(Box annotation records)
....................
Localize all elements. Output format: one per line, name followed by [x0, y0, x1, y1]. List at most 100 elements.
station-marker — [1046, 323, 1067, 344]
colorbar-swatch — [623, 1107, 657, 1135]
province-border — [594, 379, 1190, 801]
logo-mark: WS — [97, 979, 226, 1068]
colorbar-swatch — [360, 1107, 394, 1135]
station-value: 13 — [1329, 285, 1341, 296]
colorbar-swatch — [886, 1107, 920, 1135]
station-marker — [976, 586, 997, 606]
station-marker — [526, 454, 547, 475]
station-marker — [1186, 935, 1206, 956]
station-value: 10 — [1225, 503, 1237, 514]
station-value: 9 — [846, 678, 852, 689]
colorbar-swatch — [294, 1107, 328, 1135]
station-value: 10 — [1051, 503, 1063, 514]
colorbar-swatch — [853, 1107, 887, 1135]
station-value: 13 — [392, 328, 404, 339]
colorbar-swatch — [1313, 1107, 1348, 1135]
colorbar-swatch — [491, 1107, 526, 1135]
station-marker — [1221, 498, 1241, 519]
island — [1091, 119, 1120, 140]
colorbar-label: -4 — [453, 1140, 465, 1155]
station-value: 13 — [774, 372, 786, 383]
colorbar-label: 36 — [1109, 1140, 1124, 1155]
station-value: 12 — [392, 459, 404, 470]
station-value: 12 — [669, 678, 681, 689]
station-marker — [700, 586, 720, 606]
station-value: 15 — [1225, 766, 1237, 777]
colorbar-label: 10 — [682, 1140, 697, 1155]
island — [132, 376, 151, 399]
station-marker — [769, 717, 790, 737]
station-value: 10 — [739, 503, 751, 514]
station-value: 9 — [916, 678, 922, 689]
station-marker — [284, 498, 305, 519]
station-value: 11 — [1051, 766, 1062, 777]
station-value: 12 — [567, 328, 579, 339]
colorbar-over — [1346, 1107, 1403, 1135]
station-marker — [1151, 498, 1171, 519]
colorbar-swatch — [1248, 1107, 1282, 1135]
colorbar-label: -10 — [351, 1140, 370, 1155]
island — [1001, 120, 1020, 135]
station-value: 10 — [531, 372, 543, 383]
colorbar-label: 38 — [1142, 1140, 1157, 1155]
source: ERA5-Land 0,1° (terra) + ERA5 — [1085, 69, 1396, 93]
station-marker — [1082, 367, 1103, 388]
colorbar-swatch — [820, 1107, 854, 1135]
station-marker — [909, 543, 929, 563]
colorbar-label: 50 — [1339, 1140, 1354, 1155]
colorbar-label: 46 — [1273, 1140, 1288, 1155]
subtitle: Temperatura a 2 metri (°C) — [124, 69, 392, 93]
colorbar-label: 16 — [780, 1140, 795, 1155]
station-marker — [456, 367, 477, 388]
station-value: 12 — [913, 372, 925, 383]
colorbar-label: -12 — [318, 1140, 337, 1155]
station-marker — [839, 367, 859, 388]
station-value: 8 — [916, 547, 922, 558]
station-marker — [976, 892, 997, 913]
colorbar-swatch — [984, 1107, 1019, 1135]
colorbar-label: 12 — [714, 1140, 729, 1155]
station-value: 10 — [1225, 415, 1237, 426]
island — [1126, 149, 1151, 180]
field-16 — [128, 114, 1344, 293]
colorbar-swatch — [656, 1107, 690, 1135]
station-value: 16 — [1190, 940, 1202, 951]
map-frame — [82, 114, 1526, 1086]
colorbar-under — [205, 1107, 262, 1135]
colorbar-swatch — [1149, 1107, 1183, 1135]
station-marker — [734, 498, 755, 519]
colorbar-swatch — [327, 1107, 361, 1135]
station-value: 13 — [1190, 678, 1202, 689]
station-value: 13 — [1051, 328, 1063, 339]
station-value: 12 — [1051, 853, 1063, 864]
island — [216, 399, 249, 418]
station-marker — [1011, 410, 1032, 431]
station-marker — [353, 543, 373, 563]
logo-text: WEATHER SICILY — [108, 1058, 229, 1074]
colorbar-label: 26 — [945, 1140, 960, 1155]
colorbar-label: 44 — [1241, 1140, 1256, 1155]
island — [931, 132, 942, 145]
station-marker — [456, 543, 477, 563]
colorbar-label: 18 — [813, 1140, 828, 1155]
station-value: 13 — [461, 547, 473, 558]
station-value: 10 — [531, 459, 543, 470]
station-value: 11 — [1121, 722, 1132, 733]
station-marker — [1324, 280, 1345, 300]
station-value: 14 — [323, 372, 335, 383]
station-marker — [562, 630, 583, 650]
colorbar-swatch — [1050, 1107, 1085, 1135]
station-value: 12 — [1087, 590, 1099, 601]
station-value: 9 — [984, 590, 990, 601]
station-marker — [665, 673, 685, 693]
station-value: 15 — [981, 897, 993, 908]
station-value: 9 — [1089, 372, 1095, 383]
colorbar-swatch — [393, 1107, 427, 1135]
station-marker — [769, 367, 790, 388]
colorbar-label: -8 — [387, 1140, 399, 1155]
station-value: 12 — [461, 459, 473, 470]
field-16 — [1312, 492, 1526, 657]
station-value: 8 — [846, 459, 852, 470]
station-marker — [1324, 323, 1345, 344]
....................
WHAT TO DO: Please reproduce every line of the records above, unchanged and in the same order.

TASK OUTPUT:
Localize all elements. Output format: one per line, name followed by [x0, y0, x1, y1]. List at most 100 elements.
station-marker — [1046, 323, 1067, 344]
colorbar-swatch — [623, 1107, 657, 1135]
province-border — [594, 379, 1190, 801]
logo-mark: WS — [97, 979, 226, 1068]
colorbar-swatch — [360, 1107, 394, 1135]
station-value: 13 — [1329, 285, 1341, 296]
colorbar-swatch — [886, 1107, 920, 1135]
station-marker — [976, 586, 997, 606]
station-marker — [526, 454, 547, 475]
station-marker — [1186, 935, 1206, 956]
station-value: 10 — [1225, 503, 1237, 514]
station-value: 9 — [846, 678, 852, 689]
colorbar-swatch — [294, 1107, 328, 1135]
station-value: 10 — [1051, 503, 1063, 514]
colorbar-swatch — [853, 1107, 887, 1135]
station-value: 13 — [392, 328, 404, 339]
colorbar-swatch — [1313, 1107, 1348, 1135]
colorbar-swatch — [491, 1107, 526, 1135]
station-marker — [1221, 498, 1241, 519]
island — [1091, 119, 1120, 140]
colorbar-label: -4 — [453, 1140, 465, 1155]
station-value: 13 — [774, 372, 786, 383]
colorbar-label: 36 — [1109, 1140, 1124, 1155]
station-value: 12 — [392, 459, 404, 470]
station-value: 12 — [669, 678, 681, 689]
station-marker — [700, 586, 720, 606]
station-value: 15 — [1225, 766, 1237, 777]
colorbar-label: 10 — [682, 1140, 697, 1155]
island — [132, 376, 151, 399]
station-marker — [769, 717, 790, 737]
station-value: 10 — [739, 503, 751, 514]
station-value: 9 — [916, 678, 922, 689]
station-marker — [284, 498, 305, 519]
station-value: 11 — [1051, 766, 1062, 777]
station-value: 12 — [567, 328, 579, 339]
colorbar-over — [1346, 1107, 1403, 1135]
station-marker — [1151, 498, 1171, 519]
colorbar-swatch — [1248, 1107, 1282, 1135]
colorbar-label: -10 — [351, 1140, 370, 1155]
island — [1001, 120, 1020, 135]
station-value: 10 — [531, 372, 543, 383]
colorbar-label: 38 — [1142, 1140, 1157, 1155]
source: ERA5-Land 0,1° (terra) + ERA5 — [1085, 69, 1396, 93]
station-marker — [1082, 367, 1103, 388]
colorbar-swatch — [820, 1107, 854, 1135]
station-marker — [909, 543, 929, 563]
colorbar-label: 50 — [1339, 1140, 1354, 1155]
colorbar-label: 46 — [1273, 1140, 1288, 1155]
subtitle: Temperatura a 2 metri (°C) — [124, 69, 392, 93]
colorbar-label: 16 — [780, 1140, 795, 1155]
station-marker — [456, 367, 477, 388]
station-value: 12 — [913, 372, 925, 383]
colorbar-label: -12 — [318, 1140, 337, 1155]
station-marker — [839, 367, 859, 388]
station-value: 8 — [916, 547, 922, 558]
station-marker — [976, 892, 997, 913]
colorbar-swatch — [984, 1107, 1019, 1135]
colorbar-label: 12 — [714, 1140, 729, 1155]
station-value: 10 — [1225, 415, 1237, 426]
island — [1126, 149, 1151, 180]
field-16 — [128, 114, 1344, 293]
colorbar-swatch — [656, 1107, 690, 1135]
station-value: 16 — [1190, 940, 1202, 951]
map-frame — [82, 114, 1526, 1086]
colorbar-under — [205, 1107, 262, 1135]
colorbar-swatch — [1149, 1107, 1183, 1135]
station-marker — [734, 498, 755, 519]
colorbar-swatch — [327, 1107, 361, 1135]
station-value: 13 — [1190, 678, 1202, 689]
station-value: 13 — [1051, 328, 1063, 339]
station-value: 12 — [1051, 853, 1063, 864]
island — [216, 399, 249, 418]
station-marker — [1011, 410, 1032, 431]
station-marker — [353, 543, 373, 563]
logo-text: WEATHER SICILY — [108, 1058, 229, 1074]
colorbar-label: 26 — [945, 1140, 960, 1155]
colorbar-label: 44 — [1241, 1140, 1256, 1155]
island — [931, 132, 942, 145]
station-marker — [456, 543, 477, 563]
colorbar-label: 18 — [813, 1140, 828, 1155]
station-value: 13 — [461, 547, 473, 558]
station-value: 10 — [531, 459, 543, 470]
station-value: 11 — [1121, 722, 1132, 733]
station-marker — [1324, 280, 1345, 300]
station-value: 14 — [323, 372, 335, 383]
station-marker — [562, 630, 583, 650]
colorbar-swatch — [1050, 1107, 1085, 1135]
station-value: 12 — [1087, 590, 1099, 601]
station-value: 9 — [984, 590, 990, 601]
station-marker — [665, 673, 685, 693]
station-value: 15 — [981, 897, 993, 908]
station-value: 9 — [1089, 372, 1095, 383]
colorbar-swatch — [393, 1107, 427, 1135]
station-marker — [769, 367, 790, 388]
colorbar-label: -8 — [387, 1140, 399, 1155]
station-value: 12 — [461, 459, 473, 470]
field-16 — [1312, 492, 1526, 657]
station-value: 8 — [846, 459, 852, 470]
station-marker — [1324, 323, 1345, 344]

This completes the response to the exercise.